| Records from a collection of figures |
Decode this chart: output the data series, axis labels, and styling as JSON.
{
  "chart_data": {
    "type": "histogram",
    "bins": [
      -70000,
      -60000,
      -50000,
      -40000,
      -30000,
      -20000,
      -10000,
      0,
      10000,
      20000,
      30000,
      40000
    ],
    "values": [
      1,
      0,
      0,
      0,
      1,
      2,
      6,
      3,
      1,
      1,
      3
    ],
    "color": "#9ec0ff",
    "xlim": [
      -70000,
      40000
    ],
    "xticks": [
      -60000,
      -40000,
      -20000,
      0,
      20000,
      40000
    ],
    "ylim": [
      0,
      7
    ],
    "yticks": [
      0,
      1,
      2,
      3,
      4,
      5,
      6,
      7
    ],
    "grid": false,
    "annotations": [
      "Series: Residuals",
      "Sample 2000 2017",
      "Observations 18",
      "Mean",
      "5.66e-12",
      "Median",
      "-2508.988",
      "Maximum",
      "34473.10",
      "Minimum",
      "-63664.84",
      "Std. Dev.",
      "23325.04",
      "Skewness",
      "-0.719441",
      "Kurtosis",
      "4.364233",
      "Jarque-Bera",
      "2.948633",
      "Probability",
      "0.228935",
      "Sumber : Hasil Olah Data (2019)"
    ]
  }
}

| Work to complete |
Make a verbatim copy of every entry shown above.

| Output for this task |
Decode this chart: output the data series, axis labels, and styling as JSON.
{
  "chart_data": {
    "type": "histogram",
    "bins": [
      -70000,
      -60000,
      -50000,
      -40000,
      -30000,
      -20000,
      -10000,
      0,
      10000,
      20000,
      30000,
      40000
    ],
    "values": [
      1,
      0,
      0,
      0,
      1,
      2,
      6,
      3,
      1,
      1,
      3
    ],
    "color": "#9ec0ff",
    "xlim": [
      -70000,
      40000
    ],
    "xticks": [
      -60000,
      -40000,
      -20000,
      0,
      20000,
      40000
    ],
    "ylim": [
      0,
      7
    ],
    "yticks": [
      0,
      1,
      2,
      3,
      4,
      5,
      6,
      7
    ],
    "grid": false,
    "annotations": [
      "Series: Residuals",
      "Sample 2000 2017",
      "Observations 18",
      "Mean",
      "5.66e-12",
      "Median",
      "-2508.988",
      "Maximum",
      "34473.10",
      "Minimum",
      "-63664.84",
      "Std. Dev.",
      "23325.04",
      "Skewness",
      "-0.719441",
      "Kurtosis",
      "4.364233",
      "Jarque-Bera",
      "2.948633",
      "Probability",
      "0.228935",
      "Sumber : Hasil Olah Data (2019)"
    ]
  }
}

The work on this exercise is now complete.